(Rows from a dataset):
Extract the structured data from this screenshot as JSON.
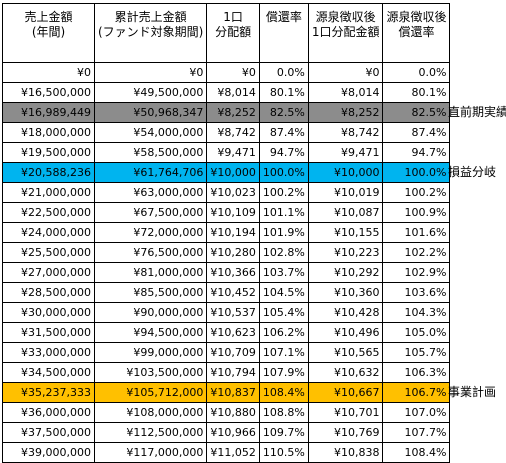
{
  "headers": [
    "売上金額\n(年間)",
    "累計売上金額\n(ファンド対象期間)",
    "1口\n分配額",
    "償還率",
    "源泉徴収後\n1口分配金額",
    "源泉徴収後\n償還率"
  ],
  "rows": [
    [
      "¥0",
      "¥0",
      "¥0",
      "0.0%",
      "¥0",
      "0.0%"
    ],
    [
      "¥16,500,000",
      "¥49,500,000",
      "¥8,014",
      "80.1%",
      "¥8,014",
      "80.1%"
    ],
    [
      "¥16,989,449",
      "¥50,968,347",
      "¥8,252",
      "82.5%",
      "¥8,252",
      "82.5%"
    ],
    [
      "¥18,000,000",
      "¥54,000,000",
      "¥8,742",
      "87.4%",
      "¥8,742",
      "87.4%"
    ],
    [
      "¥19,500,000",
      "¥58,500,000",
      "¥9,471",
      "94.7%",
      "¥9,471",
      "94.7%"
    ],
    [
      "¥20,588,236",
      "¥61,764,706",
      "¥10,000",
      "100.0%",
      "¥10,000",
      "100.0%"
    ],
    [
      "¥21,000,000",
      "¥63,000,000",
      "¥10,023",
      "100.2%",
      "¥10,019",
      "100.2%"
    ],
    [
      "¥22,500,000",
      "¥67,500,000",
      "¥10,109",
      "101.1%",
      "¥10,087",
      "100.9%"
    ],
    [
      "¥24,000,000",
      "¥72,000,000",
      "¥10,194",
      "101.9%",
      "¥10,155",
      "101.6%"
    ],
    [
      "¥25,500,000",
      "¥76,500,000",
      "¥10,280",
      "102.8%",
      "¥10,223",
      "102.2%"
    ],
    [
      "¥27,000,000",
      "¥81,000,000",
      "¥10,366",
      "103.7%",
      "¥10,292",
      "102.9%"
    ],
    [
      "¥28,500,000",
      "¥85,500,000",
      "¥10,452",
      "104.5%",
      "¥10,360",
      "103.6%"
    ],
    [
      "¥30,000,000",
      "¥90,000,000",
      "¥10,537",
      "105.4%",
      "¥10,428",
      "104.3%"
    ],
    [
      "¥31,500,000",
      "¥94,500,000",
      "¥10,623",
      "106.2%",
      "¥10,496",
      "105.0%"
    ],
    [
      "¥33,000,000",
      "¥99,000,000",
      "¥10,709",
      "107.1%",
      "¥10,565",
      "105.7%"
    ],
    [
      "¥34,500,000",
      "¥103,500,000",
      "¥10,794",
      "107.9%",
      "¥10,632",
      "106.3%"
    ],
    [
      "¥35,237,333",
      "¥105,712,000",
      "¥10,837",
      "108.4%",
      "¥10,667",
      "106.7%"
    ],
    [
      "¥36,000,000",
      "¥108,000,000",
      "¥10,880",
      "108.8%",
      "¥10,701",
      "107.0%"
    ],
    [
      "¥37,500,000",
      "¥112,500,000",
      "¥10,966",
      "109.7%",
      "¥10,769",
      "107.7%"
    ],
    [
      "¥39,000,000",
      "¥117,000,000",
      "¥11,052",
      "110.5%",
      "¥10,838",
      "108.4%"
    ]
  ],
  "highlights": [
    {
      "row": 2,
      "color": "#8c8c8c",
      "label": "直前期実績"
    },
    {
      "row": 5,
      "color": "#00b4ef",
      "label": "損益分岐"
    },
    {
      "row": 16,
      "color": "#ffc000",
      "label": "事業計画"
    }
  ]
}
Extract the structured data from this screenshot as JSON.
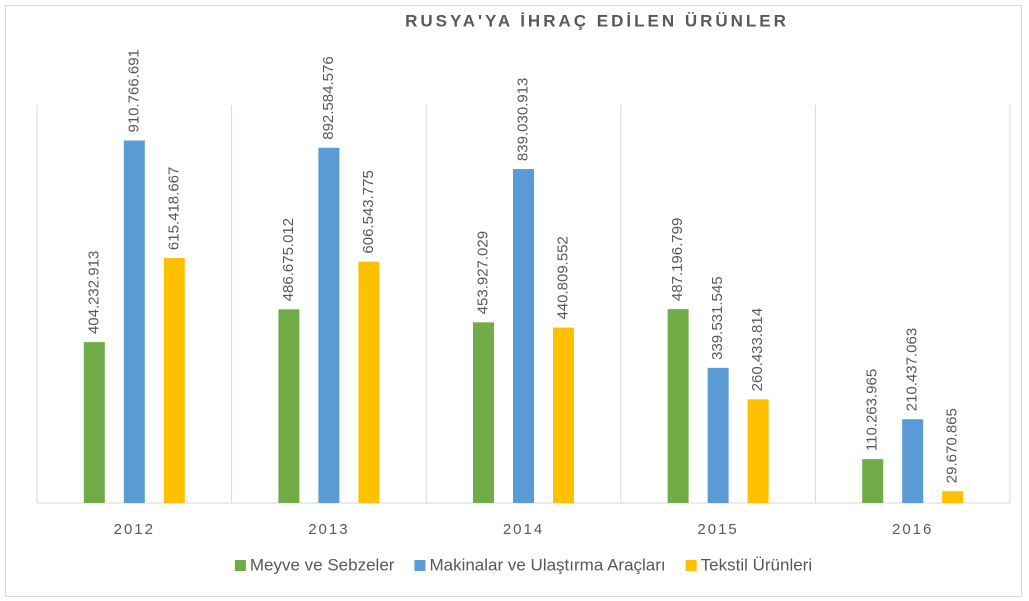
{
  "chart_data": {
    "type": "bar",
    "title": "RUSYA'YA İHRAÇ EDİLEN ÜRÜNLER",
    "categories": [
      "2012",
      "2013",
      "2014",
      "2015",
      "2016"
    ],
    "series": [
      {
        "name": "Meyve ve Sebzeler",
        "color": "#70ad47",
        "values": [
          404232913,
          486675012,
          453927029,
          487196799,
          110263965
        ],
        "value_labels": [
          "404.232.913",
          "486.675.012",
          "453.927.029",
          "487.196.799",
          "110.263.965"
        ]
      },
      {
        "name": "Makinalar ve Ulaştırma Araçları",
        "color": "#5b9bd5",
        "values": [
          910766691,
          892584576,
          839030913,
          339531545,
          210437063
        ],
        "value_labels": [
          "910.766.691",
          "892.584.576",
          "839.030.913",
          "339.531.545",
          "210.437.063"
        ]
      },
      {
        "name": "Tekstil Ürünleri",
        "color": "#ffc000",
        "values": [
          615418667,
          606543775,
          440809552,
          260433814,
          29670865
        ],
        "value_labels": [
          "615.418.667",
          "606.543.775",
          "440.809.552",
          "260.433.814",
          "29.670.865"
        ]
      }
    ],
    "ylim": [
      0,
      1000000000
    ],
    "legend": "bottom"
  }
}
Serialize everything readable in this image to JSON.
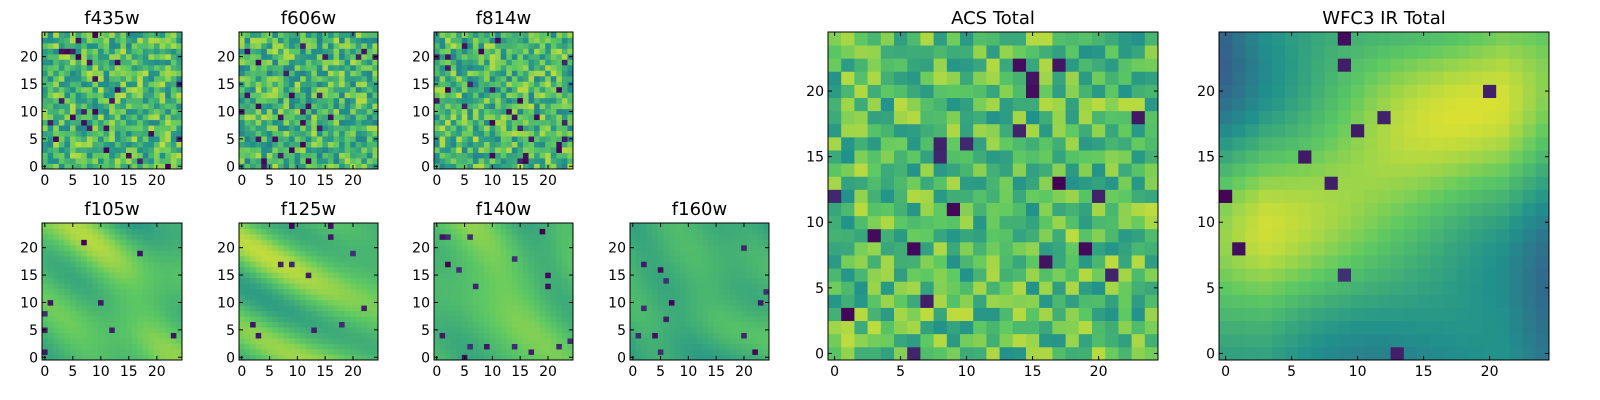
{
  "figure": {
    "background": "#ffffff"
  },
  "colormap": {
    "name": "viridis",
    "stops": [
      "#440154",
      "#3b528b",
      "#21918c",
      "#5ec962",
      "#fde725"
    ]
  },
  "chart_data": [
    {
      "id": "f435w",
      "type": "heatmap",
      "title": "f435w",
      "xlim": [
        -0.5,
        24.5
      ],
      "ylim": [
        -0.5,
        24.5
      ],
      "grid_size": 25,
      "value_range": [
        0,
        1
      ],
      "texture": "noise",
      "level": 0.68,
      "spread": 0.22,
      "seed": 11,
      "xticks": [
        0,
        5,
        10,
        15,
        20
      ],
      "yticks": [
        0,
        5,
        10,
        15,
        20
      ]
    },
    {
      "id": "f606w",
      "type": "heatmap",
      "title": "f606w",
      "xlim": [
        -0.5,
        24.5
      ],
      "ylim": [
        -0.5,
        24.5
      ],
      "grid_size": 25,
      "value_range": [
        0,
        1
      ],
      "texture": "noise",
      "level": 0.66,
      "spread": 0.23,
      "seed": 23,
      "xticks": [
        0,
        5,
        10,
        15,
        20
      ],
      "yticks": [
        0,
        5,
        10,
        15,
        20
      ]
    },
    {
      "id": "f814w",
      "type": "heatmap",
      "title": "f814w",
      "xlim": [
        -0.5,
        24.5
      ],
      "ylim": [
        -0.5,
        24.5
      ],
      "grid_size": 25,
      "value_range": [
        0,
        1
      ],
      "texture": "noise",
      "level": 0.67,
      "spread": 0.23,
      "seed": 37,
      "xticks": [
        0,
        5,
        10,
        15,
        20
      ],
      "yticks": [
        0,
        5,
        10,
        15,
        20
      ]
    },
    {
      "id": "f105w",
      "type": "heatmap",
      "title": "f105w",
      "xlim": [
        -0.5,
        24.5
      ],
      "ylim": [
        -0.5,
        24.5
      ],
      "grid_size": 25,
      "value_range": [
        0,
        1
      ],
      "texture": "smooth",
      "level": 0.62,
      "spread": 0.22,
      "seed": 41,
      "xticks": [
        0,
        5,
        10,
        15,
        20
      ],
      "yticks": [
        0,
        5,
        10,
        15,
        20
      ]
    },
    {
      "id": "f125w",
      "type": "heatmap",
      "title": "f125w",
      "xlim": [
        -0.5,
        24.5
      ],
      "ylim": [
        -0.5,
        24.5
      ],
      "grid_size": 25,
      "value_range": [
        0,
        1
      ],
      "texture": "smooth",
      "level": 0.63,
      "spread": 0.22,
      "seed": 53,
      "xticks": [
        0,
        5,
        10,
        15,
        20
      ],
      "yticks": [
        0,
        5,
        10,
        15,
        20
      ]
    },
    {
      "id": "f140w",
      "type": "heatmap",
      "title": "f140w",
      "xlim": [
        -0.5,
        24.5
      ],
      "ylim": [
        -0.5,
        24.5
      ],
      "grid_size": 25,
      "value_range": [
        0,
        1
      ],
      "texture": "smooth",
      "level": 0.62,
      "spread": 0.22,
      "seed": 67,
      "xticks": [
        0,
        5,
        10,
        15,
        20
      ],
      "yticks": [
        0,
        5,
        10,
        15,
        20
      ]
    },
    {
      "id": "f160w",
      "type": "heatmap",
      "title": "f160w",
      "xlim": [
        -0.5,
        24.5
      ],
      "ylim": [
        -0.5,
        24.5
      ],
      "grid_size": 25,
      "value_range": [
        0,
        1
      ],
      "texture": "smooth",
      "level": 0.55,
      "spread": 0.25,
      "seed": 79,
      "xticks": [
        0,
        5,
        10,
        15,
        20
      ],
      "yticks": [
        0,
        5,
        10,
        15,
        20
      ]
    },
    {
      "id": "acs_total",
      "type": "heatmap",
      "title": "ACS Total",
      "xlim": [
        -0.5,
        24.5
      ],
      "ylim": [
        -0.5,
        24.5
      ],
      "grid_size": 25,
      "value_range": [
        0,
        1
      ],
      "texture": "noise",
      "level": 0.7,
      "spread": 0.2,
      "seed": 97,
      "xticks": [
        0,
        5,
        10,
        15,
        20
      ],
      "yticks": [
        0,
        5,
        10,
        15,
        20
      ]
    },
    {
      "id": "wfc3_ir_total",
      "type": "heatmap",
      "title": "WFC3 IR Total",
      "xlim": [
        -0.5,
        24.5
      ],
      "ylim": [
        -0.5,
        24.5
      ],
      "grid_size": 25,
      "value_range": [
        0,
        1
      ],
      "texture": "blob",
      "level": 0.55,
      "spread": 0.2,
      "seed": 101,
      "xticks": [
        0,
        5,
        10,
        15,
        20
      ],
      "yticks": [
        0,
        5,
        10,
        15,
        20
      ]
    }
  ]
}
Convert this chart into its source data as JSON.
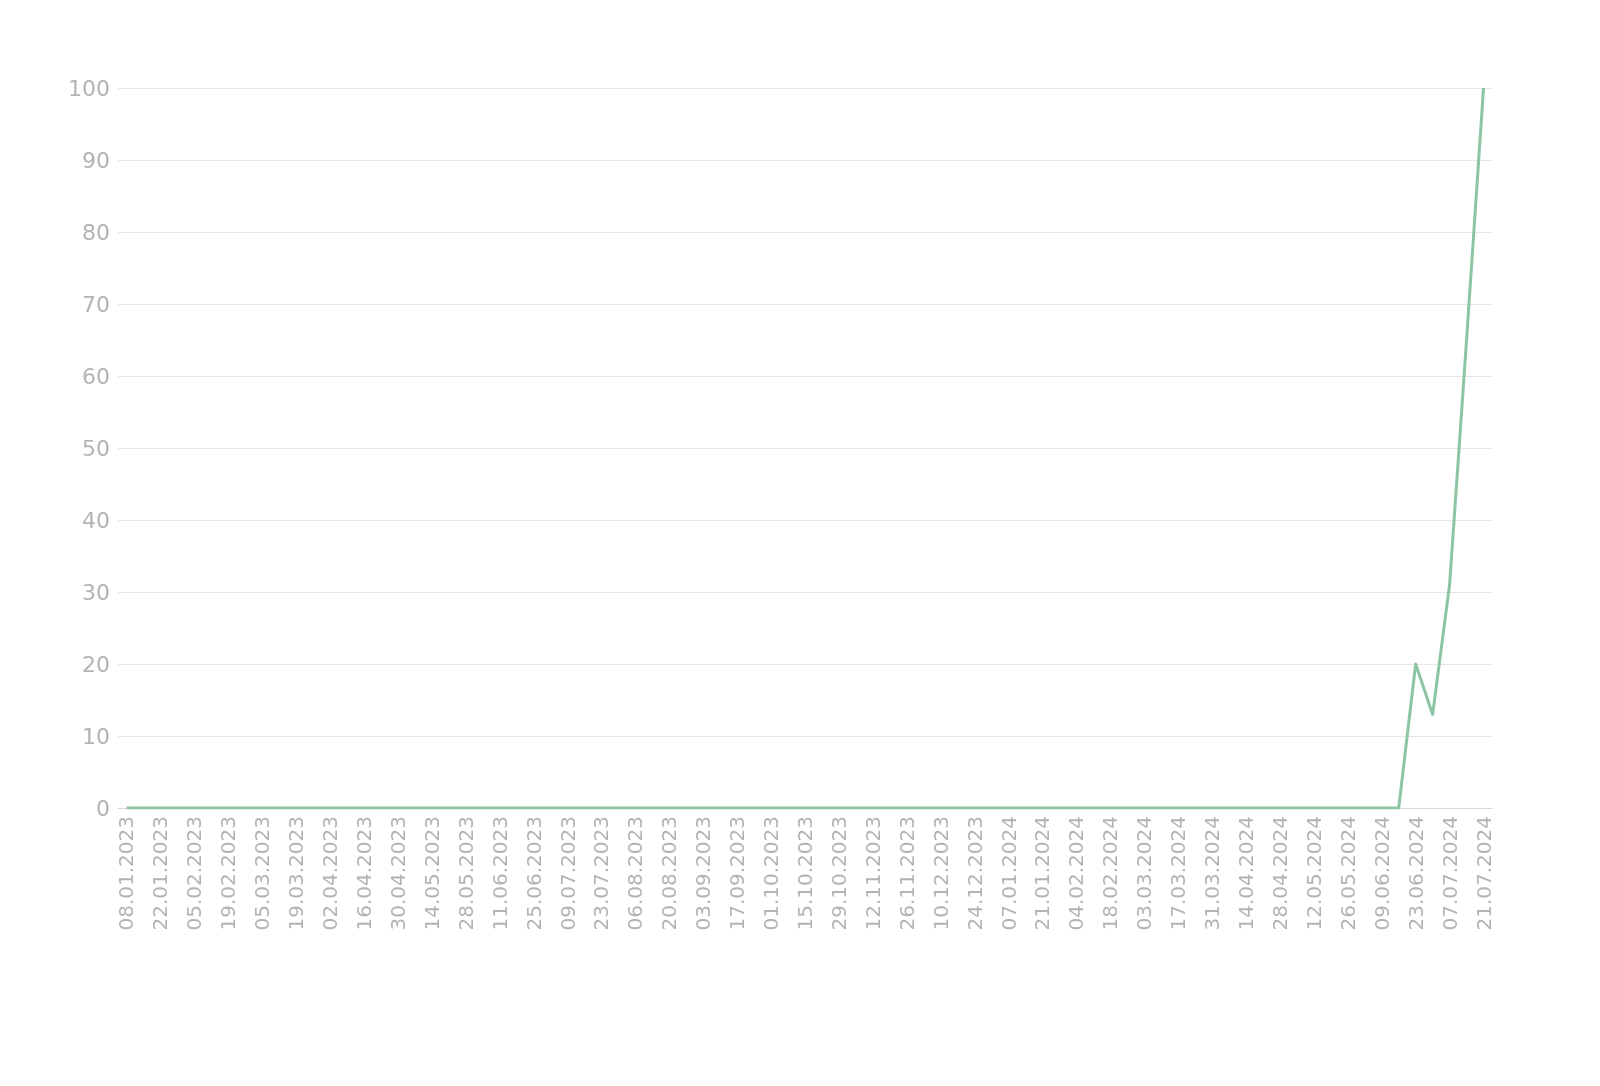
{
  "chart_data": {
    "type": "line",
    "categories": [
      "08.01.2023",
      null,
      "22.01.2023",
      null,
      "05.02.2023",
      null,
      "19.02.2023",
      null,
      "05.03.2023",
      null,
      "19.03.2023",
      null,
      "02.04.2023",
      null,
      "16.04.2023",
      null,
      "30.04.2023",
      null,
      "14.05.2023",
      null,
      "28.05.2023",
      null,
      "11.06.2023",
      null,
      "25.06.2023",
      null,
      "09.07.2023",
      null,
      "23.07.2023",
      null,
      "06.08.2023",
      null,
      "20.08.2023",
      null,
      "03.09.2023",
      null,
      "17.09.2023",
      null,
      "01.10.2023",
      null,
      "15.10.2023",
      null,
      "29.10.2023",
      null,
      "12.11.2023",
      null,
      "26.11.2023",
      null,
      "10.12.2023",
      null,
      "24.12.2023",
      null,
      "07.01.2024",
      null,
      "21.01.2024",
      null,
      "04.02.2024",
      null,
      "18.02.2024",
      null,
      "03.03.2024",
      null,
      "17.03.2024",
      null,
      "31.03.2024",
      null,
      "14.04.2024",
      null,
      "28.04.2024",
      null,
      "12.05.2024",
      null,
      "26.05.2024",
      null,
      "09.06.2024",
      null,
      "23.06.2024",
      null,
      "07.07.2024",
      null,
      "21.07.2024"
    ],
    "series": [
      {
        "color": "#8cc5a4",
        "values": [
          0,
          0,
          0,
          0,
          0,
          0,
          0,
          0,
          0,
          0,
          0,
          0,
          0,
          0,
          0,
          0,
          0,
          0,
          0,
          0,
          0,
          0,
          0,
          0,
          0,
          0,
          0,
          0,
          0,
          0,
          0,
          0,
          0,
          0,
          0,
          0,
          0,
          0,
          0,
          0,
          0,
          0,
          0,
          0,
          0,
          0,
          0,
          0,
          0,
          0,
          0,
          0,
          0,
          0,
          0,
          0,
          0,
          0,
          0,
          0,
          0,
          0,
          0,
          0,
          0,
          0,
          0,
          0,
          0,
          0,
          0,
          0,
          0,
          0,
          0,
          0,
          20,
          13,
          31,
          65,
          100
        ]
      }
    ],
    "ylim": [
      0,
      100
    ],
    "yticks": [
      0,
      10,
      20,
      30,
      40,
      50,
      60,
      70,
      80,
      90,
      100
    ],
    "grid": "y",
    "marker": "none",
    "line_style": "solid"
  }
}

(Given request): Search the listing for the word "level" and return each line that holds it.

(Written solution):
      "level": 0.68,
      "level": 0.66,
      "level": 0.67,
      "level": 0.62,
      "level": 0.63,
      "level": 0.62,
      "level": 0.55,
      "level": 0.7,
      "level": 0.55,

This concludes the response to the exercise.